(Instructions to follow) Work out how many lines of the records hold the string "Public", and reply with that number alone.

(Entries)
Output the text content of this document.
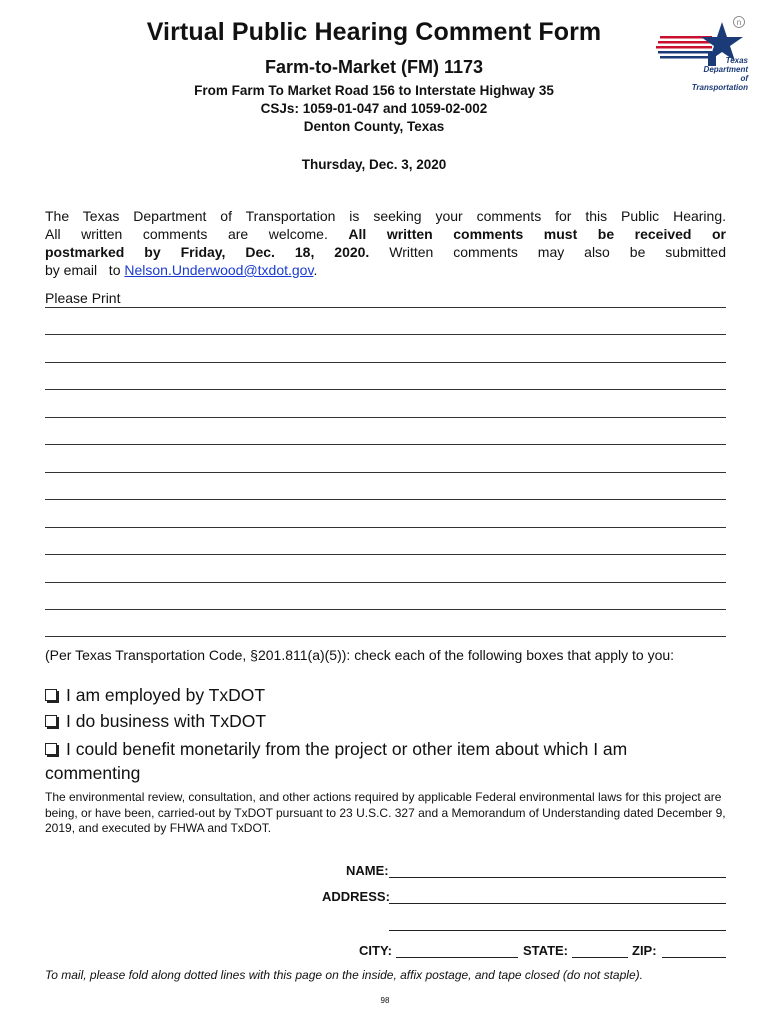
Virtual Public Hearing Comment Form
Farm-to-Market (FM) 1173
From Farm To Market Road 156 to Interstate Highway 35
CSJs: 1059-01-047 and 1059-02-002
Denton County, Texas
Thursday, Dec. 3, 2020
n
Texas
Department
of Transportation
The Texas Department of Transportation is seeking your comments for this Public Hearing.
All written comments are welcome. All written comments must be received or
postmarked by Friday, Dec. 18, 2020. Written comments may also be submitted
by email   to Nelson.Underwood@txdot.gov.
Please Print
(Per Texas Transportation Code, §201.811(a)(5)): check each of the following boxes that apply to you:
I am employed by TxDOT
I do business with TxDOT
I could benefit monetarily from the project or other item about which I am commenting
The environmental review, consultation, and other actions required by applicable Federal environmental laws for this project are being, or have been, carried-out by TxDOT pursuant to 23 U.S.C. 327 and a Memorandum of Understanding dated December 9, 2019, and executed by FHWA and TxDOT.
NAME:
ADDRESS:
CITY:	STATE:	ZIP:
To mail, please fold along dotted lines with this page on the inside, affix postage, and tape closed (do not staple).
98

(Response below) 2